*Exercise task A*. From the listing that follows the forum thread, return verbatim the stretch from the line containing "738, 747, 741]" through the line containing "970, 229, 973]", with both of those lines included.

*Document passage*.
Applying 4x4 transformation to 3-element vector with numpy

[John Nagle]

On 10/8/2013 10:36 PM, Christian Gollwitzer wrote:
> Dear John,
> 
> Am 09.10.13 07:28, schrieb John Nagle:
>>     This is the basic transformation of 3D graphics.  Take
>> a 3D point, make it 4D by adding a 1 on the end, multiply
>> by a transformation matrix to get a new 4-element vector,
>> discard the last element.
>>
>>     Is there some way to do that in numpy without
>> adding the extra element and then discarding it?
>>
> 
> if you can discard the last element, the matrix has a special structure:
> It is an affine transform, where the last row is unity, and it can be
> rewritten as
> 
> A*x+b
> 
> where A is the 3x3 upper left submatrix and b is the column vector. You
> can do this by simple slicing - with C as the 4x4 matrix it is something
> like
> 
>     dot(C[0:3, 0:3], x) + C[3, 0:3]
> 
> (untested, you need to check if I got the indices right)
> 
> *IF* however, your transform is perspective, then this is incorrect -
> you must divide the result vector by the last element before discarding
> it, if it is a 3D-point. For a 3D-vector (enhanced by a 0) you might
> still find a shortcut.

    I only need affine transformations.  This is just moving
the coordinate system of a point, not perspective rendering.
I have to do this for a lot of points, and I'm hoping numpy
has some way to do this without generating extra garbage on the
way in and the way out.

    I've done this before in C++.

				John Nagle

*Records provided*.
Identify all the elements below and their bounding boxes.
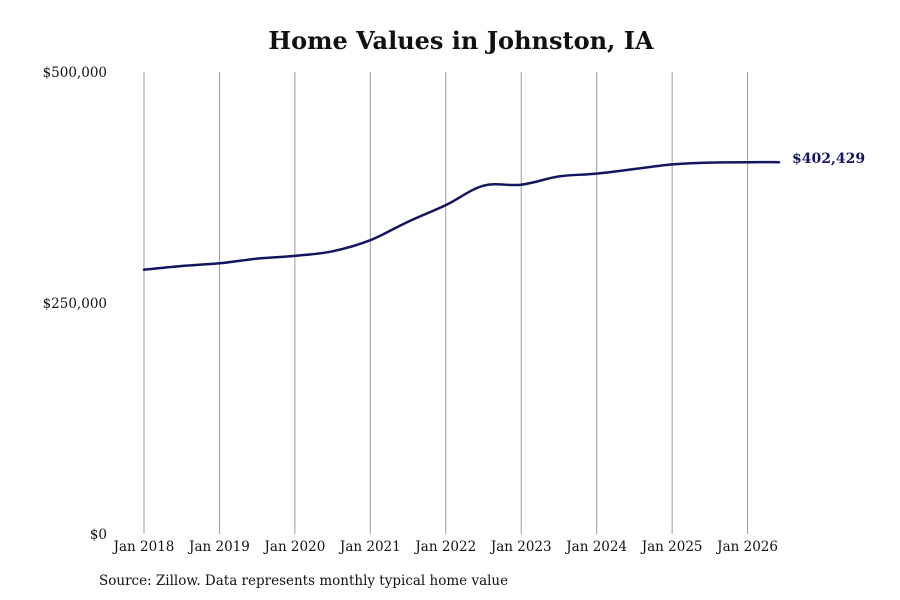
- y-tick-label: $500,000: [43, 65, 107, 81]
- x-tick-label: Jan 2022: [413, 539, 476, 555]
- end-value-label: $402,429: [792, 151, 865, 167]
- series-lines: [142, 160, 781, 271]
- x-tick-label: Jan 2018: [112, 539, 175, 555]
- chart-title: Home Values in Johnston, IA: [268, 26, 654, 55]
- y-tick-label: $0: [90, 527, 107, 543]
- source-note: Source: Zillow. Data represents monthly …: [99, 573, 509, 589]
- series-line: [142, 160, 781, 271]
- x-tick-label: Jan 2021: [338, 539, 401, 555]
- x-tick-label: Jan 2025: [640, 539, 703, 555]
- x-tick-label: Jan 2023: [489, 539, 552, 555]
- y-tick-label: $250,000: [43, 296, 107, 312]
- end-value-labels: $402,429: [792, 151, 865, 167]
- x-tick-label: Jan 2026: [715, 539, 778, 555]
- vertical-gridlines: [143, 72, 749, 534]
- y-axis-labels: $0 $250,000 $500,000: [43, 65, 107, 543]
- x-tick-label: Jan 2019: [187, 539, 250, 555]
- x-tick-label: Jan 2020: [262, 539, 325, 555]
- x-axis-labels: Jan 2018 Jan 2019 Jan 2020 Jan 2021 Jan 2022…: [112, 539, 778, 555]
- x-tick-label: Jan 2024: [564, 539, 627, 555]
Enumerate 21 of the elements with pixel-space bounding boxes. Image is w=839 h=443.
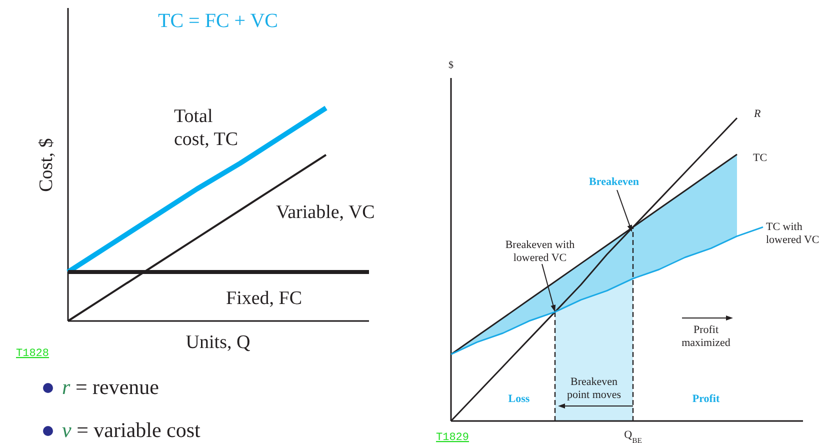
annotation: Loss (508, 393, 530, 405)
x-axis-title: Units, Q (186, 332, 250, 353)
series-label: Total cost, TC (174, 106, 238, 150)
y-axis-title: Cost, $ (36, 138, 57, 192)
text: v = variable cost (62, 418, 201, 442)
annotation: Profit maximized (682, 324, 731, 350)
annotation: Breakeven (589, 176, 639, 188)
series-label: R (753, 108, 761, 120)
series-label: Variable, VC (276, 202, 375, 223)
text: T1829 (436, 432, 470, 443)
chart-title: TC = FC + VC (158, 10, 278, 32)
text: r = revenue (62, 375, 159, 399)
y-axis-title: $ (448, 60, 454, 71)
annotation: Profit (692, 393, 720, 405)
annotation: Breakeven with lowered VC (505, 239, 576, 264)
annotation: Breakeven point moves (566, 376, 622, 402)
text: T1828 (16, 348, 50, 360)
series-label: TC (753, 152, 768, 164)
series-label: TC with lowered VC (766, 221, 820, 246)
series-label: Fixed, FC (226, 288, 302, 309)
text: Q$_{BE}$ (624, 429, 642, 443)
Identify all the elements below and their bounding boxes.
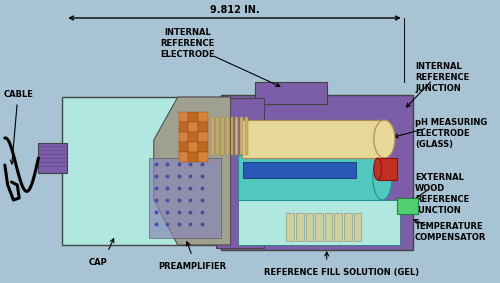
- Bar: [230, 117, 234, 155]
- Bar: [198, 112, 207, 122]
- Bar: [178, 152, 188, 162]
- Bar: [238, 200, 400, 245]
- Text: TEMPERATURE
COMPENSATOR: TEMPERATURE COMPENSATOR: [415, 222, 486, 242]
- Polygon shape: [154, 97, 230, 245]
- Bar: [188, 132, 198, 142]
- Bar: [188, 152, 198, 162]
- Bar: [198, 152, 207, 162]
- Text: INTERNAL
REFERENCE
JUNCTION: INTERNAL REFERENCE JUNCTION: [415, 62, 470, 93]
- Bar: [221, 95, 413, 250]
- Bar: [216, 98, 264, 248]
- Bar: [198, 132, 207, 142]
- Bar: [334, 213, 342, 241]
- Bar: [238, 155, 382, 200]
- Bar: [188, 122, 198, 132]
- Text: EXTERNAL
WOOD
REFERENCE
JUNCTION: EXTERNAL WOOD REFERENCE JUNCTION: [415, 173, 470, 215]
- Bar: [245, 117, 248, 155]
- Bar: [216, 117, 219, 155]
- Bar: [178, 122, 188, 132]
- Bar: [38, 143, 68, 173]
- Bar: [188, 142, 198, 152]
- Text: INTERNAL
REFERENCE
ELECTRODE: INTERNAL REFERENCE ELECTRODE: [160, 28, 214, 59]
- Ellipse shape: [374, 120, 395, 158]
- Bar: [378, 158, 397, 180]
- Bar: [286, 213, 294, 241]
- Bar: [188, 112, 198, 122]
- Bar: [178, 142, 188, 152]
- Bar: [254, 82, 326, 104]
- Text: PREAMPLIFIER: PREAMPLIFIER: [158, 262, 226, 271]
- Text: 9.812 IN.: 9.812 IN.: [210, 5, 260, 15]
- Bar: [243, 162, 356, 178]
- Bar: [354, 213, 362, 241]
- Bar: [344, 213, 352, 241]
- Text: CABLE: CABLE: [4, 90, 34, 99]
- Ellipse shape: [374, 158, 382, 180]
- Bar: [296, 213, 304, 241]
- Text: pH MEASURING
ELECTRODE
(GLASS): pH MEASURING ELECTRODE (GLASS): [415, 118, 488, 149]
- Text: REFERENCE FILL SOLUTION (GEL): REFERENCE FILL SOLUTION (GEL): [264, 268, 418, 277]
- Bar: [149, 158, 221, 238]
- Bar: [212, 117, 214, 155]
- Ellipse shape: [373, 155, 392, 200]
- Bar: [198, 122, 207, 132]
- Bar: [62, 97, 230, 245]
- Bar: [226, 117, 228, 155]
- Bar: [242, 120, 384, 158]
- Bar: [240, 117, 243, 155]
- Bar: [306, 213, 314, 241]
- Bar: [397, 198, 418, 214]
- Bar: [221, 117, 224, 155]
- Bar: [178, 132, 188, 142]
- Bar: [236, 117, 238, 155]
- Text: CAP: CAP: [88, 258, 108, 267]
- Bar: [325, 213, 332, 241]
- Bar: [198, 142, 207, 152]
- Bar: [178, 112, 188, 122]
- Bar: [315, 213, 323, 241]
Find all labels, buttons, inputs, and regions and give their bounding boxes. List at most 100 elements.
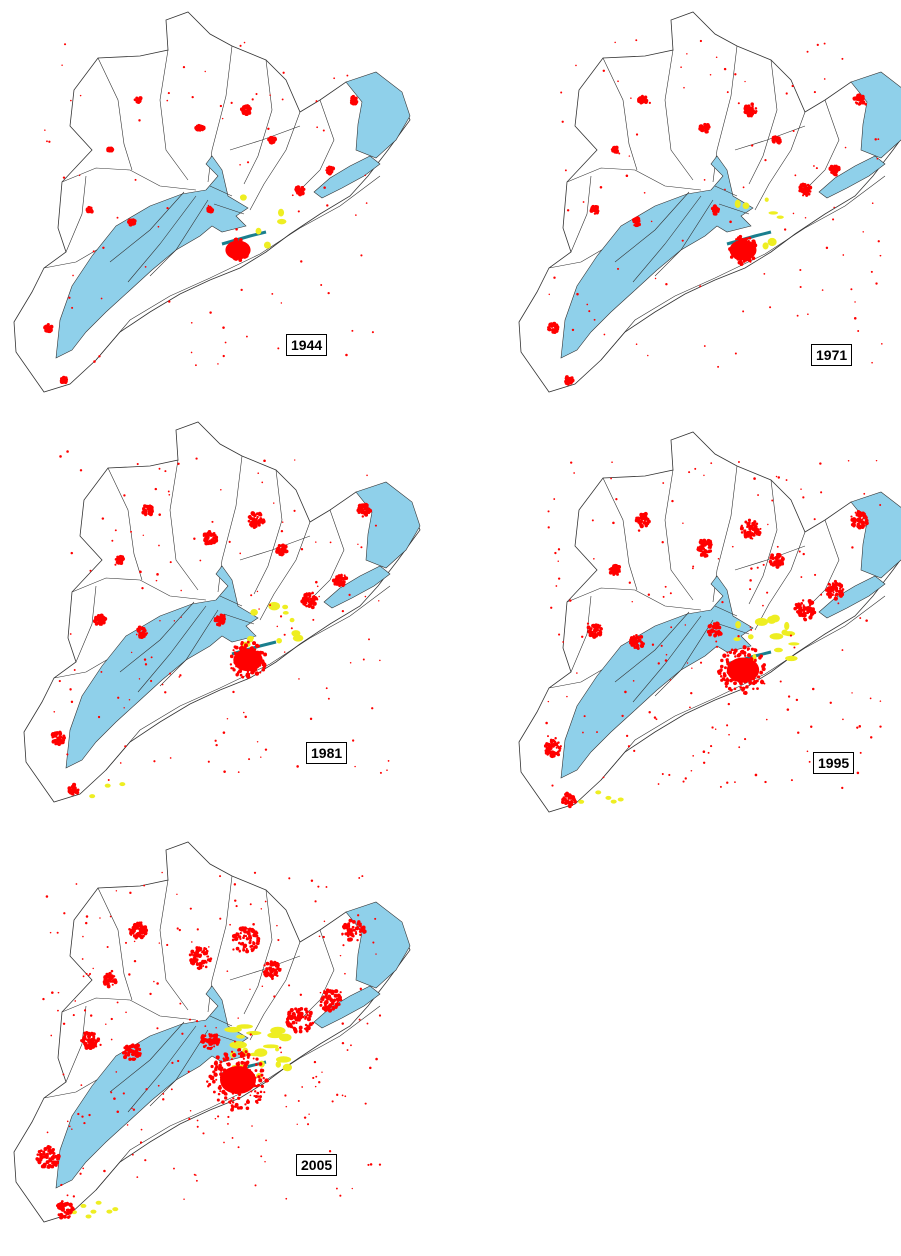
urban-dot	[744, 738, 747, 741]
urban-dot	[358, 1018, 361, 1021]
urban-dot	[98, 355, 101, 358]
industrial-patch	[90, 1209, 97, 1214]
urban-dot	[190, 949, 195, 954]
municipal-boundary	[75, 585, 97, 663]
urban-dot	[249, 1033, 252, 1036]
urban-dot	[307, 592, 312, 597]
urban-dot	[232, 690, 235, 694]
urban-dot	[262, 662, 267, 667]
urban-dot	[692, 565, 695, 568]
urban-dot	[641, 94, 644, 98]
urban-dot	[195, 1179, 198, 1182]
map-1995	[518, 431, 901, 813]
urban-dot	[305, 1007, 308, 1011]
urban-dot	[715, 210, 719, 213]
urban-dot	[168, 672, 171, 675]
urban-dot	[195, 457, 198, 460]
urban-dot	[242, 936, 245, 940]
urban-dot	[223, 1052, 227, 1056]
urban-dot	[327, 994, 332, 998]
urban-dot	[80, 1084, 83, 1087]
urban-dot	[254, 1184, 257, 1187]
urban-dot	[742, 259, 746, 263]
urban-dot	[586, 622, 590, 625]
urban-dot	[127, 218, 133, 223]
urban-dot	[617, 80, 619, 83]
urban-dot	[226, 970, 229, 973]
urban-dot	[704, 553, 709, 558]
urban-dot	[594, 633, 599, 638]
urban-dot	[309, 1011, 313, 1016]
urban-dot	[243, 929, 248, 934]
urban-dot	[790, 779, 793, 782]
urban-dot	[272, 138, 276, 143]
urban-dot	[207, 204, 210, 207]
urban-dot	[246, 335, 248, 338]
urban-dot	[70, 792, 75, 796]
urban-dot	[662, 595, 665, 598]
urban-dot	[251, 949, 255, 952]
urban-dot	[610, 477, 612, 480]
urban-dot	[835, 168, 839, 172]
urban-dot	[249, 1094, 252, 1097]
urban-dot	[63, 1203, 67, 1207]
urban-dot	[771, 135, 776, 140]
urban-dot	[881, 343, 883, 345]
industrial-patch	[249, 636, 254, 640]
urban-dot	[755, 522, 759, 526]
urban-dot	[250, 927, 255, 932]
urban-dot	[322, 935, 325, 939]
urban-dot	[680, 66, 682, 68]
urban-dot	[45, 1152, 49, 1156]
urban-dot	[611, 461, 613, 463]
urban-dot	[219, 917, 222, 920]
urban-dot	[703, 124, 707, 127]
lagoon	[560, 155, 754, 359]
urban-dot	[341, 1022, 344, 1025]
urban-dot	[569, 376, 574, 381]
urban-dot	[776, 545, 779, 548]
urban-dot	[125, 1011, 127, 1014]
urban-dot	[231, 1101, 235, 1104]
urban-dot	[124, 941, 128, 944]
urban-dot	[97, 614, 100, 617]
urban-dot	[72, 1195, 76, 1198]
urban-dot	[149, 992, 152, 996]
urban-dot	[82, 1035, 87, 1040]
urban-dot	[834, 586, 839, 591]
urban-dot	[637, 529, 641, 532]
urban-dot	[769, 306, 772, 309]
urban-dot	[307, 1123, 310, 1126]
urban-dot	[221, 1089, 226, 1095]
urban-dot	[764, 780, 767, 784]
urban-dot	[553, 498, 556, 500]
urban-dot	[213, 617, 217, 620]
urban-dot	[645, 517, 650, 522]
urban-dot	[729, 220, 732, 224]
urban-dot	[637, 638, 642, 643]
urban-dot	[199, 559, 202, 562]
urban-dot	[239, 44, 242, 47]
urban-dot	[354, 97, 358, 101]
urban-dot	[724, 684, 728, 688]
urban-dot	[665, 282, 668, 286]
urban-dot	[739, 650, 743, 653]
urban-dot	[208, 540, 214, 545]
lagoon-boundary	[109, 1021, 185, 1093]
urban-dot	[131, 219, 134, 222]
urban-dot	[277, 938, 280, 942]
urban-dot	[269, 973, 273, 978]
urban-dot	[210, 1064, 214, 1069]
urban-dot	[372, 941, 375, 944]
lagoon-boundary	[159, 609, 219, 687]
urban-dot	[144, 512, 148, 516]
urban-dot	[810, 725, 813, 728]
urban-dot	[142, 627, 145, 630]
industrial-patch	[773, 647, 783, 653]
urban-dot	[730, 648, 734, 652]
urban-areas	[543, 459, 882, 809]
urban-dot	[547, 510, 550, 513]
urban-dot	[744, 80, 746, 83]
urban-dot	[36, 1153, 40, 1156]
urban-dot	[631, 641, 634, 645]
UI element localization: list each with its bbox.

*Exercise task B*. Retype the stretch of the numpy forum thread from "Applying 4x4 transformation" through "the last element." without any changes.

*Correct response A*.
urban-dot	[744, 738, 747, 741]
urban-dot	[358, 1018, 361, 1021]
urban-dot	[98, 355, 101, 358]
industrial-patch	[90, 1209, 97, 1214]
urban-dot	[190, 949, 195, 954]
municipal-boundary	[75, 585, 97, 663]
urban-dot	[249, 1033, 252, 1036]
urban-dot	[307, 592, 312, 597]
urban-dot	[232, 690, 235, 694]
urban-dot	[262, 662, 267, 667]
urban-dot	[692, 565, 695, 568]
urban-dot	[641, 94, 644, 98]
urban-dot	[195, 1179, 198, 1182]
map-1995	[518, 431, 901, 813]
urban-dot	[305, 1007, 308, 1011]
urban-dot	[715, 210, 719, 213]
urban-dot	[168, 672, 171, 675]
urban-dot	[195, 457, 198, 460]
urban-dot	[242, 936, 245, 940]
urban-dot	[223, 1052, 227, 1056]
urban-dot	[327, 994, 332, 998]
urban-dot	[80, 1084, 83, 1087]
urban-dot	[254, 1184, 257, 1187]
urban-dot	[742, 259, 746, 263]
urban-dot	[586, 622, 590, 625]
urban-dot	[127, 218, 133, 223]
urban-dot	[617, 80, 619, 83]
urban-dot	[226, 970, 229, 973]

*Correct response B*.
Applying 4x4 transformation to 3-element vector with numpy

[John Nagle]

On 10/8/2013 10:36 PM, Christian Gollwitzer wrote:
> Dear John,
> 
> Am 09.10.13 07:28, schrieb John Nagle:
>>     This is the basic transformation of 3D graphics.  Take
>> a 3D point, make it 4D by adding a 1 on the end, multiply
>> by a transformation matrix to get a new 4-element vector,
>> discard the last element.